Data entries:
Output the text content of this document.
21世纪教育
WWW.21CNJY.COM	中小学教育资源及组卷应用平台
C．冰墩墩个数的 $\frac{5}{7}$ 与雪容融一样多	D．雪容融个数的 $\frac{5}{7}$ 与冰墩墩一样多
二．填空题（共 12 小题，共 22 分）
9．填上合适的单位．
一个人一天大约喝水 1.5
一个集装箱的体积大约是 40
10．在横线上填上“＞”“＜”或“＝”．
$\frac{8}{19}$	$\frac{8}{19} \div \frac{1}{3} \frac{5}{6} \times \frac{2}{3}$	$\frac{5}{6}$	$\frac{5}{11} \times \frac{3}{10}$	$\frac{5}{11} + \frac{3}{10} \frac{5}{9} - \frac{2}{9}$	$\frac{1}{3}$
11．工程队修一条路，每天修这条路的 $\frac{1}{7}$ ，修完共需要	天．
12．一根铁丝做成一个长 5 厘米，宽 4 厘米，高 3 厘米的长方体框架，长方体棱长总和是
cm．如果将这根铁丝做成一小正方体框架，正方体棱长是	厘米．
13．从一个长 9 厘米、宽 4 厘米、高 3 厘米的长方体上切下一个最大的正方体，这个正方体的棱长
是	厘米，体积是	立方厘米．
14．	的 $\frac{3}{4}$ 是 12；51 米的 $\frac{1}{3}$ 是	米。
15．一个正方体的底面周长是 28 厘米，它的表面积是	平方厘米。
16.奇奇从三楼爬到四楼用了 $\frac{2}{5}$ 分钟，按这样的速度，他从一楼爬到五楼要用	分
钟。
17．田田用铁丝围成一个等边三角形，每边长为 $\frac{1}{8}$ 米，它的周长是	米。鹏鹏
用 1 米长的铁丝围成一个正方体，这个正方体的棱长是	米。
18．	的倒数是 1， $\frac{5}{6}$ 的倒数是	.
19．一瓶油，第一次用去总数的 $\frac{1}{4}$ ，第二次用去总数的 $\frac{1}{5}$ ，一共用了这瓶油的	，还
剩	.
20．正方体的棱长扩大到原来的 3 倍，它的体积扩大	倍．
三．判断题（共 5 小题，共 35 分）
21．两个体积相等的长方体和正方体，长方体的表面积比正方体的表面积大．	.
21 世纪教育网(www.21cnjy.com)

WORK TO DO: Write out the whole listing again, exactly as it stands.

RESULT BELOW:
Output the text content of this document.
21世纪教育
WWW.21CNJY.COM	中小学教育资源及组卷应用平台
C．冰墩墩个数的 $\frac{5}{7}$ 与雪容融一样多	D．雪容融个数的 $\frac{5}{7}$ 与冰墩墩一样多
二．填空题（共 12 小题，共 22 分）
9．填上合适的单位．
一个人一天大约喝水 1.5
一个集装箱的体积大约是 40
10．在横线上填上“＞”“＜”或“＝”．
$\frac{8}{19}$	$\frac{8}{19} \div \frac{1}{3} \frac{5}{6} \times \frac{2}{3}$	$\frac{5}{6}$	$\frac{5}{11} \times \frac{3}{10}$	$\frac{5}{11} + \frac{3}{10} \frac{5}{9} - \frac{2}{9}$	$\frac{1}{3}$
11．工程队修一条路，每天修这条路的 $\frac{1}{7}$ ，修完共需要	天．
12．一根铁丝做成一个长 5 厘米，宽 4 厘米，高 3 厘米的长方体框架，长方体棱长总和是
cm．如果将这根铁丝做成一小正方体框架，正方体棱长是	厘米．
13．从一个长 9 厘米、宽 4 厘米、高 3 厘米的长方体上切下一个最大的正方体，这个正方体的棱长
是	厘米，体积是	立方厘米．
14．	的 $\frac{3}{4}$ 是 12；51 米的 $\frac{1}{3}$ 是	米。
15．一个正方体的底面周长是 28 厘米，它的表面积是	平方厘米。
16.奇奇从三楼爬到四楼用了 $\frac{2}{5}$ 分钟，按这样的速度，他从一楼爬到五楼要用	分
钟。
17．田田用铁丝围成一个等边三角形，每边长为 $\frac{1}{8}$ 米，它的周长是	米。鹏鹏
用 1 米长的铁丝围成一个正方体，这个正方体的棱长是	米。
18．	的倒数是 1， $\frac{5}{6}$ 的倒数是	.
19．一瓶油，第一次用去总数的 $\frac{1}{4}$ ，第二次用去总数的 $\frac{1}{5}$ ，一共用了这瓶油的	，还
剩	.
20．正方体的棱长扩大到原来的 3 倍，它的体积扩大	倍．
三．判断题（共 5 小题，共 35 分）
21．两个体积相等的长方体和正方体，长方体的表面积比正方体的表面积大．	.
21 世纪教育网(www.21cnjy.com)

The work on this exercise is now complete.